◆ **Task to carry out**:
All lines in the data bearing the string "JSON" should be identified and copied.

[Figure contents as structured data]
•••

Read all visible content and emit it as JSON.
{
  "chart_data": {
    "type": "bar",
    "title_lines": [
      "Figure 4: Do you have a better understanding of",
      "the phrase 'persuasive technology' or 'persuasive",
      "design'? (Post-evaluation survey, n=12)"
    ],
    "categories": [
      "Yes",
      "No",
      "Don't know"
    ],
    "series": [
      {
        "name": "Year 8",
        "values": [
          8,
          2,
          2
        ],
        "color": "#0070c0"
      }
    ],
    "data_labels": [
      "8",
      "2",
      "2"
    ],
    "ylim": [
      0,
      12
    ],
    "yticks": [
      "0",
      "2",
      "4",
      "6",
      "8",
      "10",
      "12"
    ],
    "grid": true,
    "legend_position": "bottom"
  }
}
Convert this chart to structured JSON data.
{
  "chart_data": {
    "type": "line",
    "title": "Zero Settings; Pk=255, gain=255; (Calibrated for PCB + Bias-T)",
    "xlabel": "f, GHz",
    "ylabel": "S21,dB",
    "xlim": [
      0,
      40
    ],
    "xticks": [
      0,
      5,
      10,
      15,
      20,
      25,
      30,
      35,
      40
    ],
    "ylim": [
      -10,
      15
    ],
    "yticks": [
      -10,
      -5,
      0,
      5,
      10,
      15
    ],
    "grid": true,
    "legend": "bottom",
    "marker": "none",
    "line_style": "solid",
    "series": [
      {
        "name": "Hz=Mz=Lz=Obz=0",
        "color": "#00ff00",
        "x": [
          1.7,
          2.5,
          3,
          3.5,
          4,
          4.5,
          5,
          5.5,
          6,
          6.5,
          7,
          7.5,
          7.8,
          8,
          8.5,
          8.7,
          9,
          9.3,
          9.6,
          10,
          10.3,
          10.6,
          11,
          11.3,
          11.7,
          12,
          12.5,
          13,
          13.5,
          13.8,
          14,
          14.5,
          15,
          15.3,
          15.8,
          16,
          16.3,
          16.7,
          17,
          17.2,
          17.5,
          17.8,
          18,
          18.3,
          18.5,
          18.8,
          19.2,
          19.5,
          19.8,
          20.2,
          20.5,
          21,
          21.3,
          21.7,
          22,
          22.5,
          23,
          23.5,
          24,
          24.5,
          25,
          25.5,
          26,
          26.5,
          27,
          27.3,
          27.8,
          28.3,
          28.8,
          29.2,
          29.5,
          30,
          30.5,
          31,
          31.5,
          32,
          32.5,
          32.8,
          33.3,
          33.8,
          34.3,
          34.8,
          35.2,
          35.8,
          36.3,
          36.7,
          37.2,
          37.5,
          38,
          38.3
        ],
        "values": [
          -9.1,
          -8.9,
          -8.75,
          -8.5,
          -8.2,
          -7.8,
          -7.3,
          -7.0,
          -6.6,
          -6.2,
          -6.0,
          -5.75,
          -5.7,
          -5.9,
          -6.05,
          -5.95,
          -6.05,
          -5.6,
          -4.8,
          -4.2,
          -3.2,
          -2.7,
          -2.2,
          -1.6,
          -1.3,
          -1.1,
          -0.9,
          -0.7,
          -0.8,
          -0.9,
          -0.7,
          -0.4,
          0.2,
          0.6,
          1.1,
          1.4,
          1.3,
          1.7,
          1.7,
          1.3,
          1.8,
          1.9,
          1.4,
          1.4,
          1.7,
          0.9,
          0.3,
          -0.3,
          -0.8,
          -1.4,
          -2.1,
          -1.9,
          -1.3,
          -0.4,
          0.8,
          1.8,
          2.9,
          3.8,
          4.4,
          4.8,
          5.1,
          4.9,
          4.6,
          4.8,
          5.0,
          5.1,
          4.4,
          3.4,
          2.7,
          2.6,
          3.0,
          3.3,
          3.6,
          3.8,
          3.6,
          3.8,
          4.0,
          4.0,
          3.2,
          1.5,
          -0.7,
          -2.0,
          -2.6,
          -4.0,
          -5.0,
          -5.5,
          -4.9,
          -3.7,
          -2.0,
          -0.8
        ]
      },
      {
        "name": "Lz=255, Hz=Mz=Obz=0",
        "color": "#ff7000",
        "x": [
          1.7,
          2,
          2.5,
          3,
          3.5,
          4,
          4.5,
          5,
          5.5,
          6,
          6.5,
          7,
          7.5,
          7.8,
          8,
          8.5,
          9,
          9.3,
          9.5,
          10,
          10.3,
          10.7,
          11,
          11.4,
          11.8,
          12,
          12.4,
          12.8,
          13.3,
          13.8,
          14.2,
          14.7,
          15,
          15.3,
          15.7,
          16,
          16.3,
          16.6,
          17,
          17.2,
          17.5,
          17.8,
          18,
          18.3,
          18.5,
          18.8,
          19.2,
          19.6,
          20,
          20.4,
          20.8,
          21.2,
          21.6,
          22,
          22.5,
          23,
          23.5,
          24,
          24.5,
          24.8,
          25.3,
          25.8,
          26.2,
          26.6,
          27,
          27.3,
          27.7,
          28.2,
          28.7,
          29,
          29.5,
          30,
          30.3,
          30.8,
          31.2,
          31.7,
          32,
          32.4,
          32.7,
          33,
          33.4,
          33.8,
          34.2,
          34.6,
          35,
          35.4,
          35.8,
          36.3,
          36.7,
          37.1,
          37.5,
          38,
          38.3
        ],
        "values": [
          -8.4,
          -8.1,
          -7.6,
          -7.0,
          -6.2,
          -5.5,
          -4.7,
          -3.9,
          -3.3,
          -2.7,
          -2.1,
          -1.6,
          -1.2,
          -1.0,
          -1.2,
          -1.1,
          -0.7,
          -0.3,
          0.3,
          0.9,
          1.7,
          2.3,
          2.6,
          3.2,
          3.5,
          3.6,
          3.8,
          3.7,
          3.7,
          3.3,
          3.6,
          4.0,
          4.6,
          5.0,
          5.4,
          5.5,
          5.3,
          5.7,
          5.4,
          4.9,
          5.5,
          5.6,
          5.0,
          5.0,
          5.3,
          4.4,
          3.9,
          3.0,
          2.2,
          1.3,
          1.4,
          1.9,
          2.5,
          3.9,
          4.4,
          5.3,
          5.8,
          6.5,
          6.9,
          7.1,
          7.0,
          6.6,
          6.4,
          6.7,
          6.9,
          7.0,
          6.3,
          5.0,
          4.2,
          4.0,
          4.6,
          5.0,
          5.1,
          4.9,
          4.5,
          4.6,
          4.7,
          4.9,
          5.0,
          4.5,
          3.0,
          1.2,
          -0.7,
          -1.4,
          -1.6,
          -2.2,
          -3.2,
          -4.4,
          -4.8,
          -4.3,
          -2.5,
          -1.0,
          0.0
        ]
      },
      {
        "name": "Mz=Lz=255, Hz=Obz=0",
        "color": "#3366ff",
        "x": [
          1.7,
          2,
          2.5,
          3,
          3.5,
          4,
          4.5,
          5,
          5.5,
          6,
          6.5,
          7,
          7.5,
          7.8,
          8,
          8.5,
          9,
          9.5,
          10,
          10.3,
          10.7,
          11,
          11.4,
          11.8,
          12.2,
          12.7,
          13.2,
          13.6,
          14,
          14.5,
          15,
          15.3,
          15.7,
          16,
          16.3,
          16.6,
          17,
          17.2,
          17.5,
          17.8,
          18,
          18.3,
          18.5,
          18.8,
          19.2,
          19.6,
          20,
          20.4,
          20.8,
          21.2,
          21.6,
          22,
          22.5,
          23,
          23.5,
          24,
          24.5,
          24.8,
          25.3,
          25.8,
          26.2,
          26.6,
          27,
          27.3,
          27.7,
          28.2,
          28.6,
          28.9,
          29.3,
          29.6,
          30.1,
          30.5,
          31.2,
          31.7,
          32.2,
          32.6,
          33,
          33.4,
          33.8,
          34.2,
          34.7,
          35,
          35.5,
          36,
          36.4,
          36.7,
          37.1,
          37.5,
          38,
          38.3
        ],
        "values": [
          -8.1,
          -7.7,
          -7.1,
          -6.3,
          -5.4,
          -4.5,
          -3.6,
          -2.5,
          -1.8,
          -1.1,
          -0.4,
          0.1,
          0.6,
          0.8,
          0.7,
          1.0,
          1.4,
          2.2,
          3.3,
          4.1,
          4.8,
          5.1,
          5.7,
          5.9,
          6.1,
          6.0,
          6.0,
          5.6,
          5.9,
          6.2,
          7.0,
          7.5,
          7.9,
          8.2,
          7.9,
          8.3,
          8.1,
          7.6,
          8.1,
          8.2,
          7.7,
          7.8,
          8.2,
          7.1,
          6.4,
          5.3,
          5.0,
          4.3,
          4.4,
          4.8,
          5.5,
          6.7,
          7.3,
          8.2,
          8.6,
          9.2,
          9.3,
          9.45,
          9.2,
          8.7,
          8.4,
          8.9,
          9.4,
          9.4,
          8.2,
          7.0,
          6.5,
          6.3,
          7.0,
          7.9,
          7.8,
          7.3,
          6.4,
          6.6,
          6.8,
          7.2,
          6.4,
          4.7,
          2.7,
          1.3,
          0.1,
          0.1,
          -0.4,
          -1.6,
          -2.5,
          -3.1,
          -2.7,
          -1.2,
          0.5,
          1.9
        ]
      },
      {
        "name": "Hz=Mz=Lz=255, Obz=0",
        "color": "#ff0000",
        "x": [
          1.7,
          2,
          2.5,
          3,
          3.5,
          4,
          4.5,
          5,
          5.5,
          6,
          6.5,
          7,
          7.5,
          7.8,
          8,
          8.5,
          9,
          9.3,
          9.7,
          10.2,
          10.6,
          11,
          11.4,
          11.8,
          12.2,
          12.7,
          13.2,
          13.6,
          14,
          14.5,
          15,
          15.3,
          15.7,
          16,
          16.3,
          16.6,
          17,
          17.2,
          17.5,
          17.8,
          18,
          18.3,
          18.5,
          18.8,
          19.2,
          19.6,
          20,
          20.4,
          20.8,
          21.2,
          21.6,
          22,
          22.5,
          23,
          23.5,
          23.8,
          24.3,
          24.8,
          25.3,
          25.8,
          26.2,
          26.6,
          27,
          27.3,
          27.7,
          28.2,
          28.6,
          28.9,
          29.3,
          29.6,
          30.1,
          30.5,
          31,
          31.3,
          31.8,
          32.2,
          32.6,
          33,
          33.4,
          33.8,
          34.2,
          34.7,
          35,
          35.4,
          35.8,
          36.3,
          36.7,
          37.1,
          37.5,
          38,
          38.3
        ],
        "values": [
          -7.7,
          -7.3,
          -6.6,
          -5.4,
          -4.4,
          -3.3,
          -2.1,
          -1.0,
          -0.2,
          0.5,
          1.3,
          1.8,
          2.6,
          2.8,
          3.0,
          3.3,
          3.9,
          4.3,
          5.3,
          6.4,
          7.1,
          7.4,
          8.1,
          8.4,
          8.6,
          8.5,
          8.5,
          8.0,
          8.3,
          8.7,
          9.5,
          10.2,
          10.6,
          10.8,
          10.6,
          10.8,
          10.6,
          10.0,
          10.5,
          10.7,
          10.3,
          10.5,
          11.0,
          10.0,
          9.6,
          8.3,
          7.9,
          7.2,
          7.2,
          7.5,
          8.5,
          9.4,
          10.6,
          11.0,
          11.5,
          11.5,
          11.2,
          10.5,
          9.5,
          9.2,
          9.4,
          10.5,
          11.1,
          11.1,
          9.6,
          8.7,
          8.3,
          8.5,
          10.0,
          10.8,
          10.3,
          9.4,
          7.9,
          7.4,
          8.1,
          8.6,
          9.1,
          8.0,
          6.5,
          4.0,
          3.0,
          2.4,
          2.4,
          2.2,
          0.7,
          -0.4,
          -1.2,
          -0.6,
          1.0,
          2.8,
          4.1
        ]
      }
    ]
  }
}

•••

◆ **Written answer**:
Read all visible content and emit it as JSON.
Convert this chart to structured JSON data.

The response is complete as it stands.